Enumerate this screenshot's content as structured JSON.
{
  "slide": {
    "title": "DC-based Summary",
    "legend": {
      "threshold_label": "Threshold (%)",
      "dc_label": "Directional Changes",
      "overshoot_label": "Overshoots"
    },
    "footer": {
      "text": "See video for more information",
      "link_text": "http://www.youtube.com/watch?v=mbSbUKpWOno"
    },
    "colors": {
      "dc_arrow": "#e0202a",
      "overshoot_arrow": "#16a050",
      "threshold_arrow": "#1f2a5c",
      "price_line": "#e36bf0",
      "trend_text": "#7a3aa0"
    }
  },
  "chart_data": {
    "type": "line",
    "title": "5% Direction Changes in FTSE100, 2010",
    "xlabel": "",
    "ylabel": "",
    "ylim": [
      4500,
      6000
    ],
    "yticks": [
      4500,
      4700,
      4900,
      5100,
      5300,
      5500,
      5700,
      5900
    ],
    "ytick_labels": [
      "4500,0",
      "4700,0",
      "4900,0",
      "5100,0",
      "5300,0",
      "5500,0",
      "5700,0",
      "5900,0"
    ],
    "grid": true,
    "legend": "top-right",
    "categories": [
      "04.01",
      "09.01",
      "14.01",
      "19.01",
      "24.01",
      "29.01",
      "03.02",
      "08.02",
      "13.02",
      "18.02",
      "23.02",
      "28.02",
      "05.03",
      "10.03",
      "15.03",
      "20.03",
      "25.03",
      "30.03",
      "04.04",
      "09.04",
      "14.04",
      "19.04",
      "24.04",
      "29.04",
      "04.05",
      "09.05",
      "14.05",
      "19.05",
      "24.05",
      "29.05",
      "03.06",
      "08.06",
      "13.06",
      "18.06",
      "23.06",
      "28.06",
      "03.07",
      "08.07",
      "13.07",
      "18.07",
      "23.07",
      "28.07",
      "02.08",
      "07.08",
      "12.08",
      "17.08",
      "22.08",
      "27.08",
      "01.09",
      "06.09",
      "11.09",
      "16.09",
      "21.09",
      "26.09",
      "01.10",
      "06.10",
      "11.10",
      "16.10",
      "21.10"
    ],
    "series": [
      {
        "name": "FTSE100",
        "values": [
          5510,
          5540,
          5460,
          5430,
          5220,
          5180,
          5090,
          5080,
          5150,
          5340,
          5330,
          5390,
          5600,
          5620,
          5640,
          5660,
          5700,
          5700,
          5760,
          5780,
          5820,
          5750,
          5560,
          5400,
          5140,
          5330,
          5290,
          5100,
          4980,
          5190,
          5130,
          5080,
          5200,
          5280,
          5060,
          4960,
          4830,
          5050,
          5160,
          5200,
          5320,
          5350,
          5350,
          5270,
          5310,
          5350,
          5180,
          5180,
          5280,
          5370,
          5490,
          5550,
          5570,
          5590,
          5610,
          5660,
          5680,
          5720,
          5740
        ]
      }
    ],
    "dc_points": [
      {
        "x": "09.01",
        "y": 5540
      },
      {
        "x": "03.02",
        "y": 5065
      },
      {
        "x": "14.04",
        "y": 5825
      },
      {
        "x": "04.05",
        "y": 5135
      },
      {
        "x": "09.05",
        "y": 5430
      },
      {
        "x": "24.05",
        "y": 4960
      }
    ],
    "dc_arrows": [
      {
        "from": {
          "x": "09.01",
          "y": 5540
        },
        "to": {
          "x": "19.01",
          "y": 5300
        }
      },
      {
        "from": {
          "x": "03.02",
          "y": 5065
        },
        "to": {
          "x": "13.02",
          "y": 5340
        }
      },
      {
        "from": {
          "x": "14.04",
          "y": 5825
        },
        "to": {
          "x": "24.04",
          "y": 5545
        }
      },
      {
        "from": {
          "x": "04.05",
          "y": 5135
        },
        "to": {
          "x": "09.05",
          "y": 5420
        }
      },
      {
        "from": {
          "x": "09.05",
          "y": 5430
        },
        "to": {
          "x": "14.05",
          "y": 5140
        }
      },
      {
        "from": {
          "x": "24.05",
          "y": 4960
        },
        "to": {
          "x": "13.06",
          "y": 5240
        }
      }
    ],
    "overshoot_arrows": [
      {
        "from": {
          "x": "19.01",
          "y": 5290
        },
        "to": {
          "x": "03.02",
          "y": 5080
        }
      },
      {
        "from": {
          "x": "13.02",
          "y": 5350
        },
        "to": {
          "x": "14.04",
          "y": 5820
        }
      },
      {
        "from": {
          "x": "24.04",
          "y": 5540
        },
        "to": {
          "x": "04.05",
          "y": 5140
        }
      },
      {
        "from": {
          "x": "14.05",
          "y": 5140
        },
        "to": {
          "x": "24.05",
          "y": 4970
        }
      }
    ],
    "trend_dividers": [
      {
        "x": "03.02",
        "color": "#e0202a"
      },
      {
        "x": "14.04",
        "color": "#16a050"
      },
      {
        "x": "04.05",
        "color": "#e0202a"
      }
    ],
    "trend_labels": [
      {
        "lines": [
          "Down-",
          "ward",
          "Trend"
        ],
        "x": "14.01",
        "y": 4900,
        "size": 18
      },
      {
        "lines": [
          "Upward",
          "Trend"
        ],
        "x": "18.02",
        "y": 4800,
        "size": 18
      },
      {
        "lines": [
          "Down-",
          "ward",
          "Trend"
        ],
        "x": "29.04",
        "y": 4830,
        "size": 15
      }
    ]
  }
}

....

Exercise goal: Please restate the data word for word, every record included.

Finished answer:
Enumerate this screenshot's content as structured JSON.
{
  "slide": {
    "title": "DC-based Summary",
    "legend": {
      "threshold_label": "Threshold (%)",
      "dc_label": "Directional Changes",
      "overshoot_label": "Overshoots"
    },
    "footer": {
      "text": "See video for more information",
      "link_text": "http://www.youtube.com/watch?v=mbSbUKpWOno"
    },
    "colors": {
      "dc_arrow": "#e0202a",
      "overshoot_arrow": "#16a050",
      "threshold_arrow": "#1f2a5c",
      "price_line": "#e36bf0",
      "trend_text": "#7a3aa0"
    }
  },
  "chart_data": {
    "type": "line",
    "title": "5% Direction Changes in FTSE100, 2010",
    "xlabel": "",
    "ylabel": "",
    "ylim": [
      4500,
      6000
    ],
    "yticks": [
      4500,
      4700,
      4900,
      5100,
      5300,
      5500,
      5700,
      5900
    ],
    "ytick_labels": [
      "4500,0",
      "4700,0",
      "4900,0",
      "5100,0",
      "5300,0",
      "5500,0",
      "5700,0",
      "5900,0"
    ],
    "grid": true,
    "legend": "top-right",
    "categories": [
      "04.01",
      "09.01",
      "14.01",
      "19.01",
      "24.01",
      "29.01",
      "03.02",
      "08.02",
      "13.02",
      "18.02",
      "23.02",
      "28.02",
      "05.03",
      "10.03",
      "15.03",
      "20.03",
      "25.03",
      "30.03",
      "04.04",
      "09.04",
      "14.04",
      "19.04",
      "24.04",
      "29.04",
      "04.05",
      "09.05",
      "14.05",
      "19.05",
      "24.05",
      "29.05",
      "03.06",
      "08.06",
      "13.06",
      "18.06",
      "23.06",
      "28.06",
      "03.07",
      "08.07",
      "13.07",
      "18.07",
      "23.07",
      "28.07",
      "02.08",
      "07.08",
      "12.08",
      "17.08",
      "22.08",
      "27.08",
      "01.09",
      "06.09",
      "11.09",
      "16.09",
      "21.09",
      "26.09",
      "01.10",
      "06.10",
      "11.10",
      "16.10",
      "21.10"
    ],
    "series": [
      {
        "name": "FTSE100",
        "values": [
          5510,
          5540,
          5460,
          5430,
          5220,
          5180,
          5090,
          5080,
          5150,
          5340,
          5330,
          5390,
          5600,
          5620,
          5640,
          5660,
          5700,
          5700,
          5760,
          5780,
          5820,
          5750,
          5560,
          5400,
          5140,
          5330,
          5290,
          5100,
          4980,
          5190,
          5130,
          5080,
          5200,
          5280,
          5060,
          4960,
          4830,
          5050,
          5160,
          5200,
          5320,
          5350,
          5350,
          5270,
          5310,
          5350,
          5180,
          5180,
          5280,
          5370,
          5490,
          5550,
          5570,
          5590,
          5610,
          5660,
          5680,
          5720,
          5740
        ]
      }
    ],
    "dc_points": [
      {
        "x": "09.01",
        "y": 5540
      },
      {
        "x": "03.02",
        "y": 5065
      },
      {
        "x": "14.04",
        "y": 5825
      },
      {
        "x": "04.05",
        "y": 5135
      },
      {
        "x": "09.05",
        "y": 5430
      },
      {
        "x": "24.05",
        "y": 4960
      }
    ],
    "dc_arrows": [
      {
        "from": {
          "x": "09.01",
          "y": 5540
        },
        "to": {
          "x": "19.01",
          "y": 5300
        }
      },
      {
        "from": {
          "x": "03.02",
          "y": 5065
        },
        "to": {
          "x": "13.02",
          "y": 5340
        }
      },
      {
        "from": {
          "x": "14.04",
          "y": 5825
        },
        "to": {
          "x": "24.04",
          "y": 5545
        }
      },
      {
        "from": {
          "x": "04.05",
          "y": 5135
        },
        "to": {
          "x": "09.05",
          "y": 5420
        }
      },
      {
        "from": {
          "x": "09.05",
          "y": 5430
        },
        "to": {
          "x": "14.05",
          "y": 5140
        }
      },
      {
        "from": {
          "x": "24.05",
          "y": 4960
        },
        "to": {
          "x": "13.06",
          "y": 5240
        }
      }
    ],
    "overshoot_arrows": [
      {
        "from": {
          "x": "19.01",
          "y": 5290
        },
        "to": {
          "x": "03.02",
          "y": 5080
        }
      },
      {
        "from": {
          "x": "13.02",
          "y": 5350
        },
        "to": {
          "x": "14.04",
          "y": 5820
        }
      },
      {
        "from": {
          "x": "24.04",
          "y": 5540
        },
        "to": {
          "x": "04.05",
          "y": 5140
        }
      },
      {
        "from": {
          "x": "14.05",
          "y": 5140
        },
        "to": {
          "x": "24.05",
          "y": 4970
        }
      }
    ],
    "trend_dividers": [
      {
        "x": "03.02",
        "color": "#e0202a"
      },
      {
        "x": "14.04",
        "color": "#16a050"
      },
      {
        "x": "04.05",
        "color": "#e0202a"
      }
    ],
    "trend_labels": [
      {
        "lines": [
          "Down-",
          "ward",
          "Trend"
        ],
        "x": "14.01",
        "y": 4900,
        "size": 18
      },
      {
        "lines": [
          "Upward",
          "Trend"
        ],
        "x": "18.02",
        "y": 4800,
        "size": 18
      },
      {
        "lines": [
          "Down-",
          "ward",
          "Trend"
        ],
        "x": "29.04",
        "y": 4830,
        "size": 15
      }
    ]
  }
}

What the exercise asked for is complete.